In the listing below, locate the lines bearing the word "compositum". Copy every one of them.

*Material provided*
►

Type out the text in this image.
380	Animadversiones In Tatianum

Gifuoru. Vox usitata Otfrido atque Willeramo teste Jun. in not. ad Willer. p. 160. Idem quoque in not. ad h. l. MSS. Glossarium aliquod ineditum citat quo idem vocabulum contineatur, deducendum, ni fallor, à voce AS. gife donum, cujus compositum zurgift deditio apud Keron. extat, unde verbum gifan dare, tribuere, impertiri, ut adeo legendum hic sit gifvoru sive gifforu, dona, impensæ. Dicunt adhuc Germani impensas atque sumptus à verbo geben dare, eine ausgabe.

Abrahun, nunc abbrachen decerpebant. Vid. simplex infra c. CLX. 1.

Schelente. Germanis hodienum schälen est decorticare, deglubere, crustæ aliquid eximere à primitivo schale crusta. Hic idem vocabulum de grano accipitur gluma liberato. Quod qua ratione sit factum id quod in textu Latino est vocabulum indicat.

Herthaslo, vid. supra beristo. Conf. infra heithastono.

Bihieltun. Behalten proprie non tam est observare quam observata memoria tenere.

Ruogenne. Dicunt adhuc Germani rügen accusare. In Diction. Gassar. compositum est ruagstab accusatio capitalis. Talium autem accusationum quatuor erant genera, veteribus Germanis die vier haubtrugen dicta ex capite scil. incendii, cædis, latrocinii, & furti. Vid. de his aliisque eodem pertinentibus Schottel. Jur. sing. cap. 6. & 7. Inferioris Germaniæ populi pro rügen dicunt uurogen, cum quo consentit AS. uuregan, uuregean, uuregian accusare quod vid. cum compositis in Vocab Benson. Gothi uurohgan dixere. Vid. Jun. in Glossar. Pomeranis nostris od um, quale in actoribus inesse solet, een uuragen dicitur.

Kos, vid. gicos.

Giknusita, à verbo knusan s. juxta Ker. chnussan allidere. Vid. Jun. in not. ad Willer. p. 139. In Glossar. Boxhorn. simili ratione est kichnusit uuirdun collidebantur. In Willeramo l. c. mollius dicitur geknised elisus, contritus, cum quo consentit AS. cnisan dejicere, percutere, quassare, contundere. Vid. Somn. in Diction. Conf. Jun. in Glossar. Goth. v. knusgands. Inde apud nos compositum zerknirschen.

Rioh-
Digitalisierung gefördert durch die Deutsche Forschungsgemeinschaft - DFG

◄

*Written reply*
Gifuoru. Vox usitata Otfrido atque Willeramo teste Jun. in not. ad Willer. p. 160. Idem quoque in not. ad h. l. MSS. Glossarium aliquod ineditum citat quo idem vocabulum contineatur, deducendum, ni fallor, à voce AS. gife donum, cujus compositum zurgift deditio apud Keron. extat, unde verbum gifan dare, tribuere, impertiri, ut adeo legendum hic sit gifvoru sive gifforu, dona, impensæ. Dicunt adhuc Germani impensas atque sumptus à verbo geben dare, eine ausgabe.
Ruogenne. Dicunt adhuc Germani rügen accusare. In Diction. Gassar. compositum est ruagstab accusatio capitalis. Talium autem accusationum quatuor erant genera, veteribus Germanis die vier haubtrugen dicta ex capite scil. incendii, cædis, latrocinii, & furti. Vid. de his aliisque eodem pertinentibus Schottel. Jur. sing. cap. 6. & 7. Inferioris Germaniæ populi pro rügen dicunt uurogen, cum quo consentit AS. uuregan, uuregean, uuregian accusare quod vid. cum compositis in Vocab Benson. Gothi uurohgan dixere. Vid. Jun. in Glossar. Pomeranis nostris od um, quale in actoribus inesse solet, een uuragen dicitur.
Giknusita, à verbo knusan s. juxta Ker. chnussan allidere. Vid. Jun. in not. ad Willer. p. 139. In Glossar. Boxhorn. simili ratione est kichnusit uuirdun collidebantur. In Willeramo l. c. mollius dicitur geknised elisus, contritus, cum quo consentit AS. cnisan dejicere, percutere, quassare, contundere. Vid. Somn. in Diction. Conf. Jun. in Glossar. Goth. v. knusgands. Inde apud nos compositum zerknirschen.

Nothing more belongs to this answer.